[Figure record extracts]

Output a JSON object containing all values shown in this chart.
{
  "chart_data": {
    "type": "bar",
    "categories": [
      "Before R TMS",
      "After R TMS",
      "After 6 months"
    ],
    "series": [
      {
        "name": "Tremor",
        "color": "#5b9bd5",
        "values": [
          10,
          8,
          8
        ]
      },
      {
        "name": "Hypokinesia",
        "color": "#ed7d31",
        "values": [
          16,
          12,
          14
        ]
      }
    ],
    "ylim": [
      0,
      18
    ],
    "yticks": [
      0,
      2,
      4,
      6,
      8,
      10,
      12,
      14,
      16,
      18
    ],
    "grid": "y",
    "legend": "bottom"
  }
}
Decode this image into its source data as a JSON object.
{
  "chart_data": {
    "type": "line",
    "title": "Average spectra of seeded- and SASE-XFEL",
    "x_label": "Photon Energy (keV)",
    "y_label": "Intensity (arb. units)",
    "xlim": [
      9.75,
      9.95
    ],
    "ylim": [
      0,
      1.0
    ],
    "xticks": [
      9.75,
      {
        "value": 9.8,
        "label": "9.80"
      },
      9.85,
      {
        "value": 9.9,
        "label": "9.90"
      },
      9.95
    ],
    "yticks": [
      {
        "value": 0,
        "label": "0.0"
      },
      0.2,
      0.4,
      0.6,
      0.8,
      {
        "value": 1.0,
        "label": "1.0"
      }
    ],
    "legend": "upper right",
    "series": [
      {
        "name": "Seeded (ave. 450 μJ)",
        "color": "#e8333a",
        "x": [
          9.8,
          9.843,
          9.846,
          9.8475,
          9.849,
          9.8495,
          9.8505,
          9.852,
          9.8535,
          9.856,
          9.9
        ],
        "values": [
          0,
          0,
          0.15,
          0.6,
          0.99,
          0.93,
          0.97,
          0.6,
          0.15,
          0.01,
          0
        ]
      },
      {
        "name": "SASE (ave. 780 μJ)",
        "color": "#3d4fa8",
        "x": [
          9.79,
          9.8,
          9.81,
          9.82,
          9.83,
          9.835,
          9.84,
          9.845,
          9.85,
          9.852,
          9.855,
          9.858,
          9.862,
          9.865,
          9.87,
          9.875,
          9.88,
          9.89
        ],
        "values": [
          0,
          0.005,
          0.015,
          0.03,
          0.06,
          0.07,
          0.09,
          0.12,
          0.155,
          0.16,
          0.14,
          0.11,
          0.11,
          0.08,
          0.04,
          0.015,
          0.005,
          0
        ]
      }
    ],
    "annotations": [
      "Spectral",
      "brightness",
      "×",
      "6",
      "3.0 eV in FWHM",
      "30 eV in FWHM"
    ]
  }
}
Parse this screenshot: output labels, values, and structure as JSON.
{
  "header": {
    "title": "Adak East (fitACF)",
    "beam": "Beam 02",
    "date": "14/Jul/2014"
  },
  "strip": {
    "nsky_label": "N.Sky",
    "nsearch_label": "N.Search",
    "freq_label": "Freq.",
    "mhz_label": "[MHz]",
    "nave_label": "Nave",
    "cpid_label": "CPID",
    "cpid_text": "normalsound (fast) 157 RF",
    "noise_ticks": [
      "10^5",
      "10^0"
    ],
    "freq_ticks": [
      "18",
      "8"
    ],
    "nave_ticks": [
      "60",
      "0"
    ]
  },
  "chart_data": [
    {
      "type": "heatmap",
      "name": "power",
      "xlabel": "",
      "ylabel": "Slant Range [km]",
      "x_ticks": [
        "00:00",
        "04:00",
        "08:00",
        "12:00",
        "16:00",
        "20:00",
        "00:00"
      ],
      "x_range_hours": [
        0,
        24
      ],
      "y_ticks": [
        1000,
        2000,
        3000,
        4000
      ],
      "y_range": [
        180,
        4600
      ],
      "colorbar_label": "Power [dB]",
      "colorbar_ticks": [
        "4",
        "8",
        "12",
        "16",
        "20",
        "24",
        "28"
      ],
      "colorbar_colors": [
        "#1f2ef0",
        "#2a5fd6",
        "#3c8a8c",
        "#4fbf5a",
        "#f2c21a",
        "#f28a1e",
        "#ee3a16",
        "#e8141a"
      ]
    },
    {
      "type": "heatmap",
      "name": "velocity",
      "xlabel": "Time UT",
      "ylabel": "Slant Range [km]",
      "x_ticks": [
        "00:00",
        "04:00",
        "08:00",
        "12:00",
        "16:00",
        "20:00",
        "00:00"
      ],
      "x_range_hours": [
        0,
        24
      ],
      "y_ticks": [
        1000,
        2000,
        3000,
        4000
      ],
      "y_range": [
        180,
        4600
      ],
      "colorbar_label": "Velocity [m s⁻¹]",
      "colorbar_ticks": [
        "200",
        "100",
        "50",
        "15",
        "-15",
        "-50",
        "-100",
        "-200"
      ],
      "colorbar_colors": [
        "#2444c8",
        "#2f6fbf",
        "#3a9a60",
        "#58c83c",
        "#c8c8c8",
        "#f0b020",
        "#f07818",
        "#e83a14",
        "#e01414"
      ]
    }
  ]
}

Set exercise: Pull out all lines of the data with the string "title".

Worked solution:
    "title": "Average spectra of seeded- and SASE-XFEL",
    "title": "Adak East (fitACF)",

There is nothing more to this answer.